▸ **Do this**: Work out how many lines in the listing below include the word "JSON"; answer with the number alone.

Records from a data source
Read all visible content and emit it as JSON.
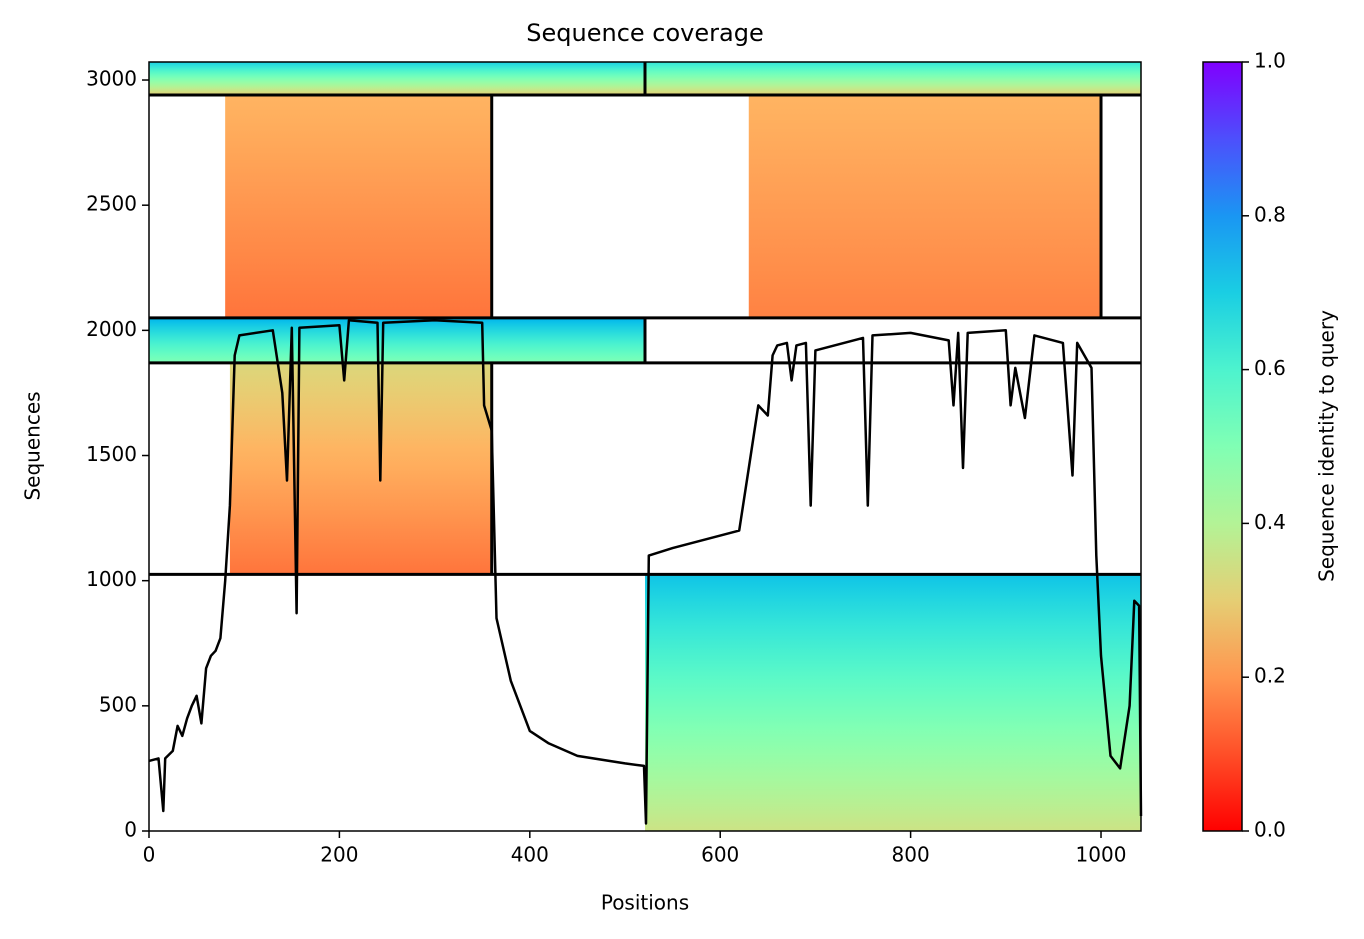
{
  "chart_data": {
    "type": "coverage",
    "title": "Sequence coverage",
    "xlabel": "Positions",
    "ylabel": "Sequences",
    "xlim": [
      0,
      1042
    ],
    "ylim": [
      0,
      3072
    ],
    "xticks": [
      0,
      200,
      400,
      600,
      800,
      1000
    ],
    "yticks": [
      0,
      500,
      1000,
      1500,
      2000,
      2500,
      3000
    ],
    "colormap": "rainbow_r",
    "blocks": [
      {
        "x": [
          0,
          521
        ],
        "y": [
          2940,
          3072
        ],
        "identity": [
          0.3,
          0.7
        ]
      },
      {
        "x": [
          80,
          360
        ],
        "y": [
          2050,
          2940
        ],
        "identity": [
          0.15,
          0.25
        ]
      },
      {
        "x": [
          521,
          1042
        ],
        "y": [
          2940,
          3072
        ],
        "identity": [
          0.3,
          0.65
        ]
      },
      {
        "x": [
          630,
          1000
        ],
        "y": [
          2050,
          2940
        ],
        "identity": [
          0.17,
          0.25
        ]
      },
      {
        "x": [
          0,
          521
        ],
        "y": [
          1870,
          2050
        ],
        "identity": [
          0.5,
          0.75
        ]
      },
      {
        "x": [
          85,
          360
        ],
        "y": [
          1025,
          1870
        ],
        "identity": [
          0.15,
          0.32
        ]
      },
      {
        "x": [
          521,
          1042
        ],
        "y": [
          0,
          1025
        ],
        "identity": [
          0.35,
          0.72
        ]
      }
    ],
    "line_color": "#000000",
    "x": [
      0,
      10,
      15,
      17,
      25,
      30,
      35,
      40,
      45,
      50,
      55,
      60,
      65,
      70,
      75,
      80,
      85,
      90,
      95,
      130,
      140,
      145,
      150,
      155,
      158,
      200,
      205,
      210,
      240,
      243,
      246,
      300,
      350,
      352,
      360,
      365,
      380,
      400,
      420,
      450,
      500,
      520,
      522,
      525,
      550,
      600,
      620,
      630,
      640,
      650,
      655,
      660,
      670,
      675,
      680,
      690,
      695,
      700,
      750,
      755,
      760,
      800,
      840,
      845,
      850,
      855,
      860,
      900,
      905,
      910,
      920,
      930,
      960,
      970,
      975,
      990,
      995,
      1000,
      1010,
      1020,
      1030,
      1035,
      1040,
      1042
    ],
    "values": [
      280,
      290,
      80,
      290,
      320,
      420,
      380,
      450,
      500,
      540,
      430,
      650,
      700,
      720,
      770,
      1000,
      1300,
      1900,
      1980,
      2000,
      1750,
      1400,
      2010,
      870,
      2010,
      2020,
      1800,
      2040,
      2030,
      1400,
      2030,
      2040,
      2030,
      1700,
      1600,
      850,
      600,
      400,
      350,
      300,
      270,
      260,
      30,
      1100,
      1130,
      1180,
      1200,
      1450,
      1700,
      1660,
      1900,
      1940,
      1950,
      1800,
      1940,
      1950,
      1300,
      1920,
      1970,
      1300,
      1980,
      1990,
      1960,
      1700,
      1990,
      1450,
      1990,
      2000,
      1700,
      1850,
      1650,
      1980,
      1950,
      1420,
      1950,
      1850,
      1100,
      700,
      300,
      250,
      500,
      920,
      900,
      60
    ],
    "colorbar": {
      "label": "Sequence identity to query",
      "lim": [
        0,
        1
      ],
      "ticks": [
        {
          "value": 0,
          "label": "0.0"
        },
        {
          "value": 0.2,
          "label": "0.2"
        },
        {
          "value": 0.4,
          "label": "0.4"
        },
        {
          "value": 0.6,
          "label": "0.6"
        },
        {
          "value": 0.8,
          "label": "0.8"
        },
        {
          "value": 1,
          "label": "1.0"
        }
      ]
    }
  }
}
---
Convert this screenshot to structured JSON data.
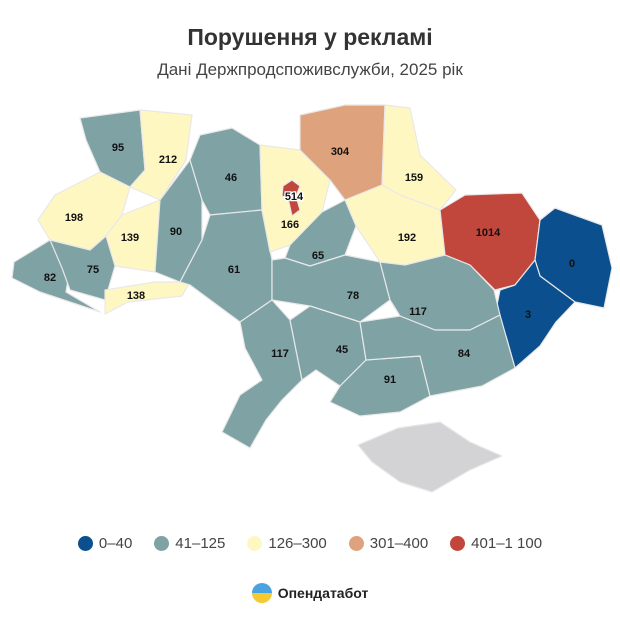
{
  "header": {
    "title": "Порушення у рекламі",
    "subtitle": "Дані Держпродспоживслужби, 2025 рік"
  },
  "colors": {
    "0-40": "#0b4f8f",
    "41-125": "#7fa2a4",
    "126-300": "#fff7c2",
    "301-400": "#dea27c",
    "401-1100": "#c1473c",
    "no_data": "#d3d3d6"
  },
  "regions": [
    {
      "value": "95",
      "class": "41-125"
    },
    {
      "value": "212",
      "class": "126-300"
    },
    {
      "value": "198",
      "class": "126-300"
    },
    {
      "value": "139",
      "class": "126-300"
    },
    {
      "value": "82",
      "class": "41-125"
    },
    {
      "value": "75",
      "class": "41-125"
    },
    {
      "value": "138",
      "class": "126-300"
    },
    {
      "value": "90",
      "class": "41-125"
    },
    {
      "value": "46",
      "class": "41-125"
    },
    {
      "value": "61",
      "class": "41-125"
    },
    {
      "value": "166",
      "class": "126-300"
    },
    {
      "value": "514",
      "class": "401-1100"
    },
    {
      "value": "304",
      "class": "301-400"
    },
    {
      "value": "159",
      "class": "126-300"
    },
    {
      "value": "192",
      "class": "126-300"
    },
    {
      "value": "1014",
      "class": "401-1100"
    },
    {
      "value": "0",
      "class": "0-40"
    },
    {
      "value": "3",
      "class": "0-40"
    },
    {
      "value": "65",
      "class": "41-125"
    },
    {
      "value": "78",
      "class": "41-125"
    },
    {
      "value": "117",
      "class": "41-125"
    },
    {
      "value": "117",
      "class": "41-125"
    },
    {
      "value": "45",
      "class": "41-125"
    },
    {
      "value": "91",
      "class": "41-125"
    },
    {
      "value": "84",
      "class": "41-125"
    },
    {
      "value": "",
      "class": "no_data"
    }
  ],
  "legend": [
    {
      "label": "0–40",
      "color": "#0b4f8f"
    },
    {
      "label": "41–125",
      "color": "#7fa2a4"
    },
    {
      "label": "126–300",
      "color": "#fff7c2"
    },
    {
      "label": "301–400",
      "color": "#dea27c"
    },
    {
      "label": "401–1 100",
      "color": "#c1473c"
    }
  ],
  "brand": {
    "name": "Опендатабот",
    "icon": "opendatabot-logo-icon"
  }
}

▸ **Answer below**: 2